(Structured figure records)
++++++++++

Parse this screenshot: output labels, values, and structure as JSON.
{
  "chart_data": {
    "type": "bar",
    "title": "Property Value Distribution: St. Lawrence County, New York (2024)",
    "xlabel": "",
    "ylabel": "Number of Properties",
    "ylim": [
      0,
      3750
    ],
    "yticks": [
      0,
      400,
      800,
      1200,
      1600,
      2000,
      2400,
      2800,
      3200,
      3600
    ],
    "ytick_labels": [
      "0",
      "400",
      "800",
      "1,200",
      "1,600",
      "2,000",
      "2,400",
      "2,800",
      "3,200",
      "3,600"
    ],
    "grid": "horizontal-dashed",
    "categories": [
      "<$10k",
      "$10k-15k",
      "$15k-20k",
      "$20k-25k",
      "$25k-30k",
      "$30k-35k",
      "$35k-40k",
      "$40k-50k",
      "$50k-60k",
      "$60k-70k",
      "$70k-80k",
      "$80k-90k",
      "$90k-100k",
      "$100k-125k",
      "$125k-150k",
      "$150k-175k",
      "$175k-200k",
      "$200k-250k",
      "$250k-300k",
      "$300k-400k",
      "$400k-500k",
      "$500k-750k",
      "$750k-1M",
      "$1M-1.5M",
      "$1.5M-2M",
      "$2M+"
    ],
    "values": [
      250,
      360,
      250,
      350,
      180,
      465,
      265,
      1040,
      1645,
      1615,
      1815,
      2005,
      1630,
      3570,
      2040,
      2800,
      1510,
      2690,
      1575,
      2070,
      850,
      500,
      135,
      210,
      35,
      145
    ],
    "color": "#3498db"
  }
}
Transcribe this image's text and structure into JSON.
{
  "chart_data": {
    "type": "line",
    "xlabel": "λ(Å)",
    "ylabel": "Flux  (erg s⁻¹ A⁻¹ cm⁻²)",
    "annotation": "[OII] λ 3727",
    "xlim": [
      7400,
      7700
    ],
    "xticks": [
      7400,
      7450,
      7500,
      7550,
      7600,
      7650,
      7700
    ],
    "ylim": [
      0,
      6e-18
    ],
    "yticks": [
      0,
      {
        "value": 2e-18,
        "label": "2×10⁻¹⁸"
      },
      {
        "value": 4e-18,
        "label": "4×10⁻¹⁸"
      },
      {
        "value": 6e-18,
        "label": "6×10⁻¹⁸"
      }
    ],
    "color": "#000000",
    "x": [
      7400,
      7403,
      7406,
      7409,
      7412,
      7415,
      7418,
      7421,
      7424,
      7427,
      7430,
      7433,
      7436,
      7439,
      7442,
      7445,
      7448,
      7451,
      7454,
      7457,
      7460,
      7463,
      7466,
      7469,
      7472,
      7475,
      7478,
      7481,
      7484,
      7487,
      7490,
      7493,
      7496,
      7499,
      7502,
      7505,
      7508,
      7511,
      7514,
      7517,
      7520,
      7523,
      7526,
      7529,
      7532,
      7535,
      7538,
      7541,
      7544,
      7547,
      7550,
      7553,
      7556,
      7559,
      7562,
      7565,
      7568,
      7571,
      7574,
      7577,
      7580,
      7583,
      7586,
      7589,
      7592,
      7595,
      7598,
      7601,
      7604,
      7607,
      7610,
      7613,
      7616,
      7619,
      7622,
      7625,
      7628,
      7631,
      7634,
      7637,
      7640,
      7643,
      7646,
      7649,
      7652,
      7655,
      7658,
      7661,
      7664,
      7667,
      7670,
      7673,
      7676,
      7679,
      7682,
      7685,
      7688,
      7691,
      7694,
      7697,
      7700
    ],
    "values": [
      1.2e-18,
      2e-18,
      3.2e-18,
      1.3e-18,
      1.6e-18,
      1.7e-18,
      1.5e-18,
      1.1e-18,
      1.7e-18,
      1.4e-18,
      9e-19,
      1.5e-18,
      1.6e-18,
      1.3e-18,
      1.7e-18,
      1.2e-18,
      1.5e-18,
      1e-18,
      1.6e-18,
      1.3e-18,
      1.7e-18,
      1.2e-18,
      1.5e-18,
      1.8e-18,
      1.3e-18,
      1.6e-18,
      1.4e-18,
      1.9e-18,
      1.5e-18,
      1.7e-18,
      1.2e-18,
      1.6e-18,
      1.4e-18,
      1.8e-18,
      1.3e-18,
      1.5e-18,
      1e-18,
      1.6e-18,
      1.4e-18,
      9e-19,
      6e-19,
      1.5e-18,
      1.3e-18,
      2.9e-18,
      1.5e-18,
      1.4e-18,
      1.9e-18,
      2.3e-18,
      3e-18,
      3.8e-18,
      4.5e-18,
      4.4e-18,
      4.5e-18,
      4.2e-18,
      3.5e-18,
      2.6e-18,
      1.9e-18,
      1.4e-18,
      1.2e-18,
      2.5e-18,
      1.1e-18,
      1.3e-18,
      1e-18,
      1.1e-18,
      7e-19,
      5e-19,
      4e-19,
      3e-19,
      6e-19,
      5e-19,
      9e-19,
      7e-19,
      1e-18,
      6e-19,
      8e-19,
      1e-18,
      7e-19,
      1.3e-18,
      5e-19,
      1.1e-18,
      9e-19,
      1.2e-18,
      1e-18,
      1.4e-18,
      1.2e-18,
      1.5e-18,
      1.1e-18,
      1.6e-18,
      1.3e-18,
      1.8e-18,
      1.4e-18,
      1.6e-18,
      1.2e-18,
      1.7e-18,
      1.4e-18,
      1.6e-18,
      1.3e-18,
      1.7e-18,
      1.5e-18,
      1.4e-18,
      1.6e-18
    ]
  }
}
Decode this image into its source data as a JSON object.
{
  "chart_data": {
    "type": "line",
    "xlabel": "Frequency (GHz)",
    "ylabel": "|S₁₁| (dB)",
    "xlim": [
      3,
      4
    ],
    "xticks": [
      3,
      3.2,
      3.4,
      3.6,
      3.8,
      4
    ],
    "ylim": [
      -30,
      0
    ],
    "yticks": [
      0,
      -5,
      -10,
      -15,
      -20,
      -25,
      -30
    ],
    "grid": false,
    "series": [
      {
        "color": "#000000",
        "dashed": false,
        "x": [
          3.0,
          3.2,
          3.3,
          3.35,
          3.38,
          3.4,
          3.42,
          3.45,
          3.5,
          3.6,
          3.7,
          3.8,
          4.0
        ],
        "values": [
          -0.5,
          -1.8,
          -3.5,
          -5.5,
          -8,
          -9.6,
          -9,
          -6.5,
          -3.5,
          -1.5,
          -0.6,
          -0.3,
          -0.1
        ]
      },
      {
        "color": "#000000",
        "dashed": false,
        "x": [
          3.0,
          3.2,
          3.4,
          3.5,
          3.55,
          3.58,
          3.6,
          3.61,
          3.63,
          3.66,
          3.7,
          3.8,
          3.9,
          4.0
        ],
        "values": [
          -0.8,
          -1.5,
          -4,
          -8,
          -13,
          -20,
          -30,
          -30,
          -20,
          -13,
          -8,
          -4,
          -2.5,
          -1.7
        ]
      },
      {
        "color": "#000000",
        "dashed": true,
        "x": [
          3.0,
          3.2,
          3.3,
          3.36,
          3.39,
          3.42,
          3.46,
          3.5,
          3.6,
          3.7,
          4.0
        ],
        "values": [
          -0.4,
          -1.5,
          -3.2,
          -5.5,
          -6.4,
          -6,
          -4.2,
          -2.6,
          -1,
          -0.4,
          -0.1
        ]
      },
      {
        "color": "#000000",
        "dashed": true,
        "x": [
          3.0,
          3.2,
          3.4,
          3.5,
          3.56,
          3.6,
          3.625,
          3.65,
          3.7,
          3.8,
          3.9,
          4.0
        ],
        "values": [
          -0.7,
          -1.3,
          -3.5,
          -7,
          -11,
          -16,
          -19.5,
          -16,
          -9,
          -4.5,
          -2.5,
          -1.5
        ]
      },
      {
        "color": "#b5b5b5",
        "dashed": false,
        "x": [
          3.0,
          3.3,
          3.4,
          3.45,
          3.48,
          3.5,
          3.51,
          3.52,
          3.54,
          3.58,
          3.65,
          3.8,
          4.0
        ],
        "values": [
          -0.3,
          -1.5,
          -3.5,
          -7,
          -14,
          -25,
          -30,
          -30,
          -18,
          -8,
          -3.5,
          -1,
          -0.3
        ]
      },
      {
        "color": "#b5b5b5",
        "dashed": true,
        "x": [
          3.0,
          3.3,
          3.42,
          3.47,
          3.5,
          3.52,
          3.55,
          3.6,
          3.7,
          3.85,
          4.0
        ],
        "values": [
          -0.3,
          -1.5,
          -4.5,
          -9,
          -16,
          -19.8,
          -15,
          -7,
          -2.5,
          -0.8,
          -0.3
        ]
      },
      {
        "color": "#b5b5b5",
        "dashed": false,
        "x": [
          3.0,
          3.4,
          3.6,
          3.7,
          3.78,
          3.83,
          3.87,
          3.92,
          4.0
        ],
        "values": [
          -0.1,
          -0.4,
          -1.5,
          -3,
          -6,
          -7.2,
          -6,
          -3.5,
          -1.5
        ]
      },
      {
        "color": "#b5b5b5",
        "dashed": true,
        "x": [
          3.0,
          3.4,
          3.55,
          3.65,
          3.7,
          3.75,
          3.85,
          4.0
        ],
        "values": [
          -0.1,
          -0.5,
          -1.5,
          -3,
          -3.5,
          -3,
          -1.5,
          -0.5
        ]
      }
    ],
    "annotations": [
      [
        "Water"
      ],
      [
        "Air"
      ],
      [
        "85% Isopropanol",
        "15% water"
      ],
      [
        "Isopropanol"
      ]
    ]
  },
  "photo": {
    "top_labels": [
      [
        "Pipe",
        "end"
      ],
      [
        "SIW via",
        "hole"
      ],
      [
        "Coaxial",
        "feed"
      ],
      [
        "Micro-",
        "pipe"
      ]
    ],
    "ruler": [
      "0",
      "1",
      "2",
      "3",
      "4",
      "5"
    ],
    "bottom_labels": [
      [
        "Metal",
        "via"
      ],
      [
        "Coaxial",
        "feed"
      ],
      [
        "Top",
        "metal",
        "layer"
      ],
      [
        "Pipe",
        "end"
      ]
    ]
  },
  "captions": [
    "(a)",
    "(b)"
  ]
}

++++++++++

Work out the count of lines containing the word "xlabel", then write only that count.

**Correct output:** 3